A block of data

+-------+

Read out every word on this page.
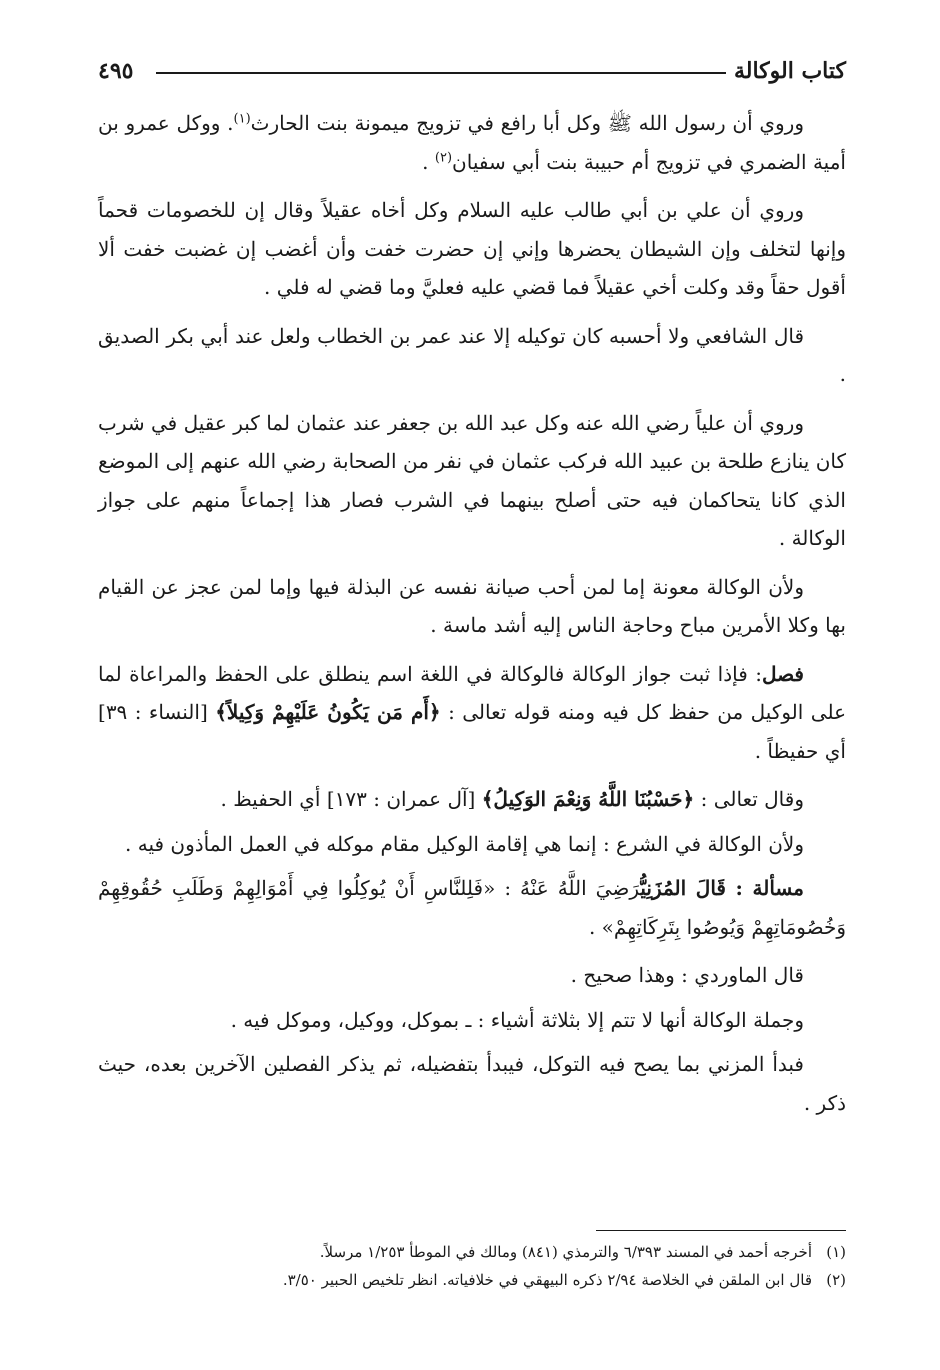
كتاب الوكالة
٤٩٥

وروي أن رسول الله ﷺ وكل أبا رافع في تزويج ميمونة بنت الحارث$^{(١)}$. ووكل عمرو بن أمية الضمري في تزويج أم حبيبة بنت أبي سفيان$^{(٢)}$ .

وروي أن علي بن أبي طالب عليه السلام وكل أخاه عقيلاً وقال إن للخصومات قحماً وإنها لتخلف وإن الشيطان يحضرها وإني إن حضرت خفت وأن أغضب إن غضبت خفت ألا أقول حقاً وقد وكلت أخي عقيلاً فما قضي عليه فعليَّ وما قضي له فلي .

قال الشافعي ولا أحسبه كان توكيله إلا عند عمر بن الخطاب ولعل عند أبي بكر الصديق .

وروي أن علياً رضي الله عنه وكل عبد الله بن جعفر عند عثمان لما كبر عقيل في شرب كان ينازع طلحة بن عبيد الله فركب عثمان في نفر من الصحابة رضي الله عنهم إلى الموضع الذي كانا يتحاكمان فيه حتى أصلح بينهما في الشرب فصار هذا إجماعاً منهم على جواز الوكالة .

ولأن الوكالة معونة إما لمن أحب صيانة نفسه عن البذلة فيها وإما لمن عجز عن القيام بها وكلا الأمرين مباح وحاجة الناس إليه أشد ماسة .

فصل: فإذا ثبت جواز الوكالة فالوكالة في اللغة اسم ينطلق على الحفظ والمراعاة لما على الوكيل من حفظ كل فيه ومنه قوله تعالى : ﴿أَم مَن يَكُونُ عَلَيْهِمْ وَكِيلاً﴾ [النساء : ٣٩] أي حفيظاً .

وقال تعالى : ﴿حَسْبُنَا اللَّهُ وَنِعْمَ الوَكِيلُ﴾ [آل عمران : ١٧٣] أي الحفيظ .

ولأن الوكالة في الشرع : إنما هي إقامة الوكيل مقام موكله في العمل المأذون فيه .

مسألة : قَالَ المُزَنِيُّرَضِيَ اللَّهُ عَنْهُ : «فَلِلنَّاسِ أَنْ يُوكِلُوا فِي أَمْوَالِهِمْ وَطَلَبِ حُقُوقِهِمْ وَخُصُومَاتِهِمْ وَيُوصُوا بِتَرِكَاتِهِمْ» .

قال الماوردي : وهذا صحيح .

وجملة الوكالة أنها لا تتم إلا بثلاثة أشياء : ـ بموكل، ووكيل، وموكل فيه .

فبدأ المزني بما يصح فيه التوكل، فيبدأ بتفضيله، ثم يذكر الفصلين الآخرين بعده، حيث ذكر .

(١)أخرجه أحمد في المسند ٦/٣٩٣ والترمذي (٨٤١) ومالك في الموطأ ١/٢٥٣ مرسلاً.

(٢)قال ابن الملقن في الخلاصة ٢/٩٤ ذكره البيهقي في خلافياته. انظر تلخيص الحبير ٣/٥٠.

+-------+

- **REQUIRED WORK**
Write out the whole listing again, exactly, with no pictures.

- **THE RESULT**
Read out every word on this page.
كتاب الوكالة
٤٩٥

وروي أن رسول الله ﷺ وكل أبا رافع في تزويج ميمونة بنت الحارث$^{(١)}$. ووكل عمرو بن أمية الضمري في تزويج أم حبيبة بنت أبي سفيان$^{(٢)}$ .

وروي أن علي بن أبي طالب عليه السلام وكل أخاه عقيلاً وقال إن للخصومات قحماً وإنها لتخلف وإن الشيطان يحضرها وإني إن حضرت خفت وأن أغضب إن غضبت خفت ألا أقول حقاً وقد وكلت أخي عقيلاً فما قضي عليه فعليَّ وما قضي له فلي .

قال الشافعي ولا أحسبه كان توكيله إلا عند عمر بن الخطاب ولعل عند أبي بكر الصديق .

وروي أن علياً رضي الله عنه وكل عبد الله بن جعفر عند عثمان لما كبر عقيل في شرب كان ينازع طلحة بن عبيد الله فركب عثمان في نفر من الصحابة رضي الله عنهم إلى الموضع الذي كانا يتحاكمان فيه حتى أصلح بينهما في الشرب فصار هذا إجماعاً منهم على جواز الوكالة .

ولأن الوكالة معونة إما لمن أحب صيانة نفسه عن البذلة فيها وإما لمن عجز عن القيام بها وكلا الأمرين مباح وحاجة الناس إليه أشد ماسة .

فصل: فإذا ثبت جواز الوكالة فالوكالة في اللغة اسم ينطلق على الحفظ والمراعاة لما على الوكيل من حفظ كل فيه ومنه قوله تعالى : ﴿أَم مَن يَكُونُ عَلَيْهِمْ وَكِيلاً﴾ [النساء : ٣٩] أي حفيظاً .

وقال تعالى : ﴿حَسْبُنَا اللَّهُ وَنِعْمَ الوَكِيلُ﴾ [آل عمران : ١٧٣] أي الحفيظ .

ولأن الوكالة في الشرع : إنما هي إقامة الوكيل مقام موكله في العمل المأذون فيه .

مسألة : قَالَ المُزَنِيُّرَضِيَ اللَّهُ عَنْهُ : «فَلِلنَّاسِ أَنْ يُوكِلُوا فِي أَمْوَالِهِمْ وَطَلَبِ حُقُوقِهِمْ وَخُصُومَاتِهِمْ وَيُوصُوا بِتَرِكَاتِهِمْ» .

قال الماوردي : وهذا صحيح .

وجملة الوكالة أنها لا تتم إلا بثلاثة أشياء : ـ بموكل، ووكيل، وموكل فيه .

فبدأ المزني بما يصح فيه التوكل، فيبدأ بتفضيله، ثم يذكر الفصلين الآخرين بعده، حيث ذكر .

(١)أخرجه أحمد في المسند ٦/٣٩٣ والترمذي (٨٤١) ومالك في الموطأ ١/٢٥٣ مرسلاً.

(٢)قال ابن الملقن في الخلاصة ٢/٩٤ ذكره البيهقي في خلافياته. انظر تلخيص الحبير ٣/٥٠.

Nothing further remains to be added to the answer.